Objective: Say how many lines contain the word "ausreichend" and give no other text.

Collected data:
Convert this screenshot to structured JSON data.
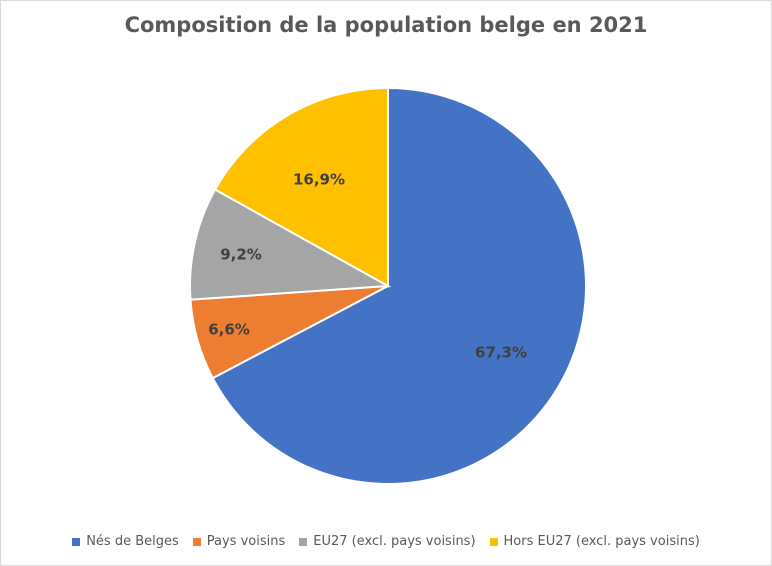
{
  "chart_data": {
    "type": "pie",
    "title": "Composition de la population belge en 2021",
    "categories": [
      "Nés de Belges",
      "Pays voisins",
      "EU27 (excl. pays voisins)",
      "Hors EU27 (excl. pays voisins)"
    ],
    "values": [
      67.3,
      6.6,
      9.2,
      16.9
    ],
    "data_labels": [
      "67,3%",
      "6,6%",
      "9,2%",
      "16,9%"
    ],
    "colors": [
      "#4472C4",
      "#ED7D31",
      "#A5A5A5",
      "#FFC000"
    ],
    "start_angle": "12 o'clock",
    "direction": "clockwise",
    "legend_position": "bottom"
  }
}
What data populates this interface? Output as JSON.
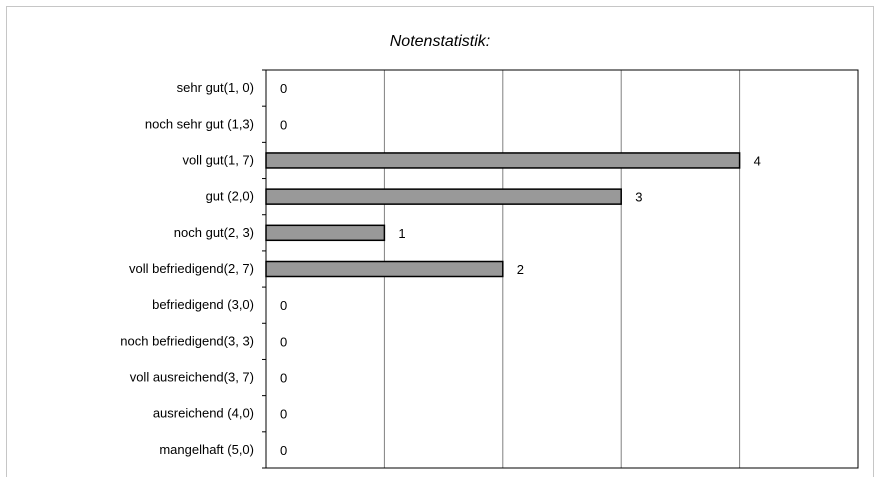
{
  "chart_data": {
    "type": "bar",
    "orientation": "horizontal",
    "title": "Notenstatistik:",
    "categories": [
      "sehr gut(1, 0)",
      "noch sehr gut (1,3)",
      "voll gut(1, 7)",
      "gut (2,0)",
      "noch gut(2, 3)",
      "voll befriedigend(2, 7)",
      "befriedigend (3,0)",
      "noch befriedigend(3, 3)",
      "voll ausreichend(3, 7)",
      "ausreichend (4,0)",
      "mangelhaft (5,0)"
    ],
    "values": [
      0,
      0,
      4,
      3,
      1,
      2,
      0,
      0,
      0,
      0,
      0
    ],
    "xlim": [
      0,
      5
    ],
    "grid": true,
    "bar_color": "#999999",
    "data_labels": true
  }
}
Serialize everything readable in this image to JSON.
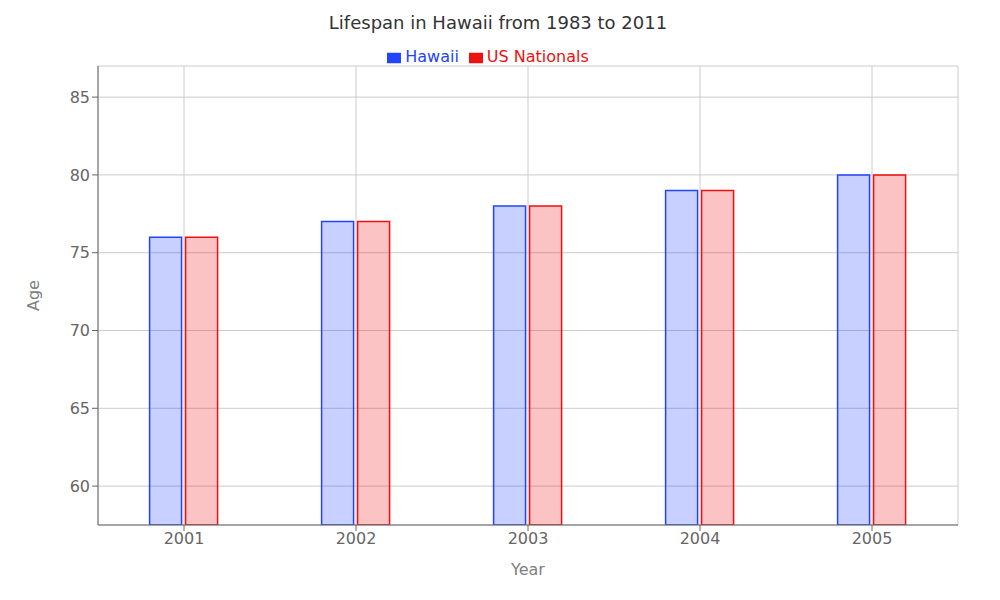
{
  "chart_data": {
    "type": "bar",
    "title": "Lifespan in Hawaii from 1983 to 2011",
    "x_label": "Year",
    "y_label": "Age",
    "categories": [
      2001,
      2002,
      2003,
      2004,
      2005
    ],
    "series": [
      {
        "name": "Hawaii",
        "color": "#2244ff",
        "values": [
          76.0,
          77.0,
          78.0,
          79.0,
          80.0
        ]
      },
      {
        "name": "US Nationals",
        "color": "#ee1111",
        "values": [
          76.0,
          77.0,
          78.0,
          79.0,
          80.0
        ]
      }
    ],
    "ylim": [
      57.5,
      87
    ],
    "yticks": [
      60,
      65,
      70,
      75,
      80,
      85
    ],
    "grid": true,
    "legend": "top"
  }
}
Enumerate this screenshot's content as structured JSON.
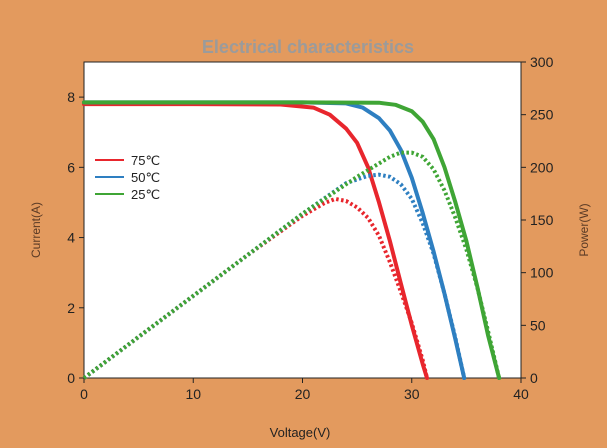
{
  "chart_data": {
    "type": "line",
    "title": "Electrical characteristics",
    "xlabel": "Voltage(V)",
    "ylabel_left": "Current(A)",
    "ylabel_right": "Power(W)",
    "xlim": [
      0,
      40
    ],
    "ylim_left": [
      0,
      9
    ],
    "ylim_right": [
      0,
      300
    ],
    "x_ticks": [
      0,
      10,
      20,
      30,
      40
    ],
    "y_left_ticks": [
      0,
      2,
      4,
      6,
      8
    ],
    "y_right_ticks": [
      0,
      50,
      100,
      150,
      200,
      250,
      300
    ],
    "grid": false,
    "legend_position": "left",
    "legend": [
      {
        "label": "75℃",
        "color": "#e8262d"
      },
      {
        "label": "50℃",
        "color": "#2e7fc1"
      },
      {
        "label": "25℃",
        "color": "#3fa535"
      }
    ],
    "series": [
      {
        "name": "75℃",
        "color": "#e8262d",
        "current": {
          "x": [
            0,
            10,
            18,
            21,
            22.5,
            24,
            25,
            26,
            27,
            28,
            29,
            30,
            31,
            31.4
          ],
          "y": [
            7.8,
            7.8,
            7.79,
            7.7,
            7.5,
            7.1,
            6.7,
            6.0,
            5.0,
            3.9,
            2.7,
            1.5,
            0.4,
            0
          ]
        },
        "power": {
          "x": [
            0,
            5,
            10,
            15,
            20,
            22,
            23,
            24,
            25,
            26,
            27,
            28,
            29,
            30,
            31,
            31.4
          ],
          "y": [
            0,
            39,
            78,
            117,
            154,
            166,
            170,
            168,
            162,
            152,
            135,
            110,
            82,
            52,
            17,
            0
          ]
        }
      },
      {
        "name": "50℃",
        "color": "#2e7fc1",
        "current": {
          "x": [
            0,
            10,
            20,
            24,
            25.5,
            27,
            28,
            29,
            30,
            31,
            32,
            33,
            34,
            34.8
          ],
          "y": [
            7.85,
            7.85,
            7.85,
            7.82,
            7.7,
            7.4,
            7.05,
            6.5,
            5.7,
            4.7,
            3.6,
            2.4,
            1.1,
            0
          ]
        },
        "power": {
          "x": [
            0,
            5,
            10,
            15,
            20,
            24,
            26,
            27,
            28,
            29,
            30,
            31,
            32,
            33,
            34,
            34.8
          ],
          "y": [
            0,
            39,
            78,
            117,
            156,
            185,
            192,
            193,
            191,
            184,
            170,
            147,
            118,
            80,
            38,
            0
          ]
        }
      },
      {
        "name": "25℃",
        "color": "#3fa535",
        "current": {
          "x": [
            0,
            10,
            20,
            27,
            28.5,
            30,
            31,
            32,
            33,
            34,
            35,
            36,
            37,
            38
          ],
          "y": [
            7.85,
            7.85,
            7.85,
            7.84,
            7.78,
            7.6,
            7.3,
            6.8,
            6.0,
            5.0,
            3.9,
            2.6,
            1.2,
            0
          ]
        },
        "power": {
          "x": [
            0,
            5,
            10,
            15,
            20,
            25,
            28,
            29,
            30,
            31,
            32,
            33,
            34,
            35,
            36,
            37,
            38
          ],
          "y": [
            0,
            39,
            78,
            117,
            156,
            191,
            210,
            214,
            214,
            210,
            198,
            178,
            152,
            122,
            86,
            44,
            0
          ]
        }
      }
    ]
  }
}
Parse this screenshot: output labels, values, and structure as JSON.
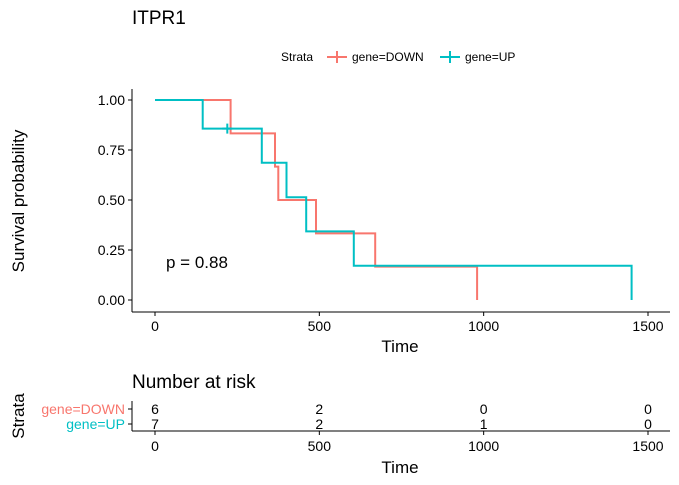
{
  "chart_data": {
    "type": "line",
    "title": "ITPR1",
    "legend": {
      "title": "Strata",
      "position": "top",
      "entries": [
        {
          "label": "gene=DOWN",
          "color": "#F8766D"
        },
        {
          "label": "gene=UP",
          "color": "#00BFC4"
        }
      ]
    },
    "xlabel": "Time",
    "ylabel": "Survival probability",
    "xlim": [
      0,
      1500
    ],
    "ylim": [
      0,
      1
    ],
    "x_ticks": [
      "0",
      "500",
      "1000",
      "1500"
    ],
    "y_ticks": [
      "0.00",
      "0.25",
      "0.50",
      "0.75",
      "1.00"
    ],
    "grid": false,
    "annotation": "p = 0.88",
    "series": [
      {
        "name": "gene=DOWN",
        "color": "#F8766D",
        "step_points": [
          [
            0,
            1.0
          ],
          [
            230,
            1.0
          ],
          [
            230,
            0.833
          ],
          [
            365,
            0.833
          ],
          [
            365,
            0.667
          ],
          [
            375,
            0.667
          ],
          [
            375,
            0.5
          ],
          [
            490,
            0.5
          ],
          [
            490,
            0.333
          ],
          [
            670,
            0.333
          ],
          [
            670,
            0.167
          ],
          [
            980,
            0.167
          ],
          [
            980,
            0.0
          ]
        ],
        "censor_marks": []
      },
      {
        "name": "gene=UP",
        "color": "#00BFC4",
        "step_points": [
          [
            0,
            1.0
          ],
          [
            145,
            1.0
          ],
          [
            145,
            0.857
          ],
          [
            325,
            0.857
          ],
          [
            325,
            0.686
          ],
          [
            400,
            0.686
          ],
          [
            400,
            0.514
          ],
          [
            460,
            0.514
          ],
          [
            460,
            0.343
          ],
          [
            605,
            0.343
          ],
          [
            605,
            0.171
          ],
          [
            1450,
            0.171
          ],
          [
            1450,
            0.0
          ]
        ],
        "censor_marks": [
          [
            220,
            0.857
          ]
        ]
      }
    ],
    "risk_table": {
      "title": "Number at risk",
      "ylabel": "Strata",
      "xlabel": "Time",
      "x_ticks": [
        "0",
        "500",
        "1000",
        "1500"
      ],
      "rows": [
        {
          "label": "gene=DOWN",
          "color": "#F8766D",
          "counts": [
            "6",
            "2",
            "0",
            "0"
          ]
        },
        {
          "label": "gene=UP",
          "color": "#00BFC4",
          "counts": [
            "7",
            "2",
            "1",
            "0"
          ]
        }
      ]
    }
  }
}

Answer for this exercise: 2